→ Job
Show each line from the listing that includes the word "疾病的转归".

→ Dataset entries
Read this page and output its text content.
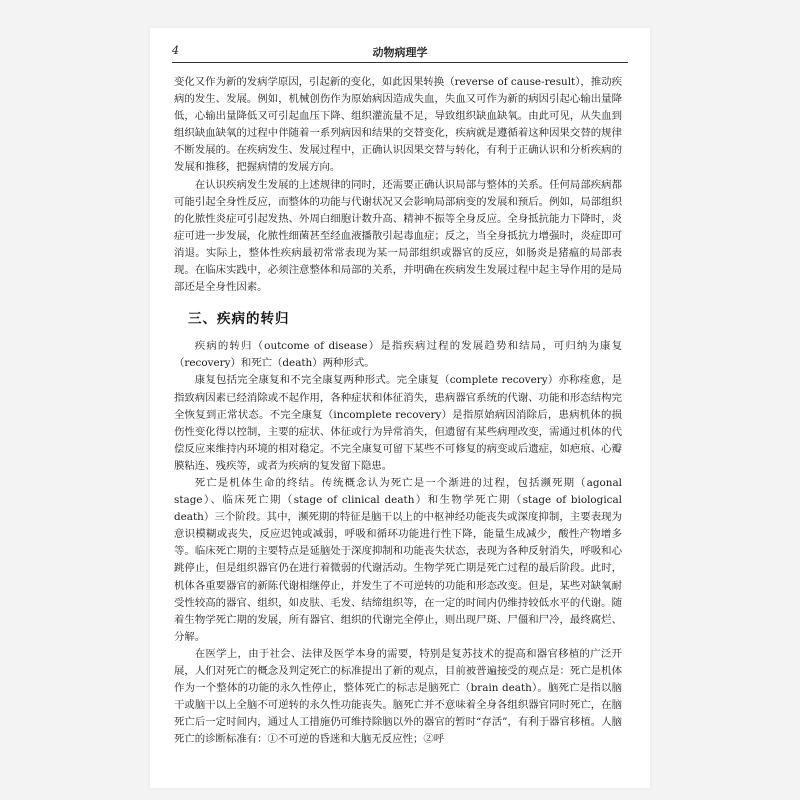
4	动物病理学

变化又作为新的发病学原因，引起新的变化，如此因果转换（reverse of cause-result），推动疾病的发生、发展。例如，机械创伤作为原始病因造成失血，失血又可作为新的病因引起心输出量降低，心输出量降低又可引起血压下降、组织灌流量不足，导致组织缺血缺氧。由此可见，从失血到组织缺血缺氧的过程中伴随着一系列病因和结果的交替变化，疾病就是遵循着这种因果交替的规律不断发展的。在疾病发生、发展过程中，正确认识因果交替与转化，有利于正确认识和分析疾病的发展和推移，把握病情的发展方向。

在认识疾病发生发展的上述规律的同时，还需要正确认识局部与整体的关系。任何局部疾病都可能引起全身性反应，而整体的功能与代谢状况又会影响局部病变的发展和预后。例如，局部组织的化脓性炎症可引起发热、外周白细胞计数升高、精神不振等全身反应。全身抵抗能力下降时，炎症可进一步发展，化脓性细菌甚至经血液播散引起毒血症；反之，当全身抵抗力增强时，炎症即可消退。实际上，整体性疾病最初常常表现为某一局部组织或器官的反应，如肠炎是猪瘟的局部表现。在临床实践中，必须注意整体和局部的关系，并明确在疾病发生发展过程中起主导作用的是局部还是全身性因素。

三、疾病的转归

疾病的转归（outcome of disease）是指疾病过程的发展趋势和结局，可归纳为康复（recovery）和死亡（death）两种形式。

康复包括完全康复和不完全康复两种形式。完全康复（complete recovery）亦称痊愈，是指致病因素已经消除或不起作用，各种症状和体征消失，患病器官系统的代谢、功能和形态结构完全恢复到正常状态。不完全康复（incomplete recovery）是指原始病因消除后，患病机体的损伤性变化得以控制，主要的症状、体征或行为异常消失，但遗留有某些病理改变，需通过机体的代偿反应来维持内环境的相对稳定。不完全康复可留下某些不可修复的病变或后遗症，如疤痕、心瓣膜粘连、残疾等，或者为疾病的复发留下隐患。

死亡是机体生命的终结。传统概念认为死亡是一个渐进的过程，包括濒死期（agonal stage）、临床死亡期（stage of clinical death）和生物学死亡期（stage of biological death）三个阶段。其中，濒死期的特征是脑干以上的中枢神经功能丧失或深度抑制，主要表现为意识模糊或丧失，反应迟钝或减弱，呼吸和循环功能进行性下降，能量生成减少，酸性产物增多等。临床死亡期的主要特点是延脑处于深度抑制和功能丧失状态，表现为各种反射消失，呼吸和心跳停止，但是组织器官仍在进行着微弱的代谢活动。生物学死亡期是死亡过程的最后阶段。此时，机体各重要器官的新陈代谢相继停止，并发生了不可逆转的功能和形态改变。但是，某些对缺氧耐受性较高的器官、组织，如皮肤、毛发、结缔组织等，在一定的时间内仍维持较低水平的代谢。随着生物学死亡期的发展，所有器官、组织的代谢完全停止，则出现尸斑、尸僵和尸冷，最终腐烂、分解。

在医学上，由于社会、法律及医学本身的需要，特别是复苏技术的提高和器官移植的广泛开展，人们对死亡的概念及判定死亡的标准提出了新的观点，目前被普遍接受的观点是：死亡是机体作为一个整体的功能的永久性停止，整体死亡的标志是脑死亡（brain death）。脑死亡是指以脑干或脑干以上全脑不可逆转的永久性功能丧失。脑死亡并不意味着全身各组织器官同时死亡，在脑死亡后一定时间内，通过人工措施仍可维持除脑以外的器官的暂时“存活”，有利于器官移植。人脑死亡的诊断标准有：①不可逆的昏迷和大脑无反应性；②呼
---
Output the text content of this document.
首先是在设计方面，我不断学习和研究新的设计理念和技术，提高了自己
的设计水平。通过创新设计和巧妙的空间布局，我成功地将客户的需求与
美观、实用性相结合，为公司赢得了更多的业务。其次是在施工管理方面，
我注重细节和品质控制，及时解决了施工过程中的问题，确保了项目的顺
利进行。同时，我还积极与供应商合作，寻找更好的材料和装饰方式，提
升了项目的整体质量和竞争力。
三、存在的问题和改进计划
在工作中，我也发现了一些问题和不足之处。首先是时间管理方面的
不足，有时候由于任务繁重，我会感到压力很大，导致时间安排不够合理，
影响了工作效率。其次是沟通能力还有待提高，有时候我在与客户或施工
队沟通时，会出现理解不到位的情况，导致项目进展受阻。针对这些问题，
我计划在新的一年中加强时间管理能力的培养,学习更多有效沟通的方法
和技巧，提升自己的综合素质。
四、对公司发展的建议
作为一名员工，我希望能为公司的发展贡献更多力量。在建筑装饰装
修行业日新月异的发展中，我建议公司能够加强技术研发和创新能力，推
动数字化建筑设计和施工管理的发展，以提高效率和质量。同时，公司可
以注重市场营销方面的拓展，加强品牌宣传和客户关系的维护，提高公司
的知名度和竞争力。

→ Final answer
三、疾病的转归
疾病的转归（outcome of disease）是指疾病过程的发展趋势和结局，可归纳为康复（recovery）和死亡（death）两种形式。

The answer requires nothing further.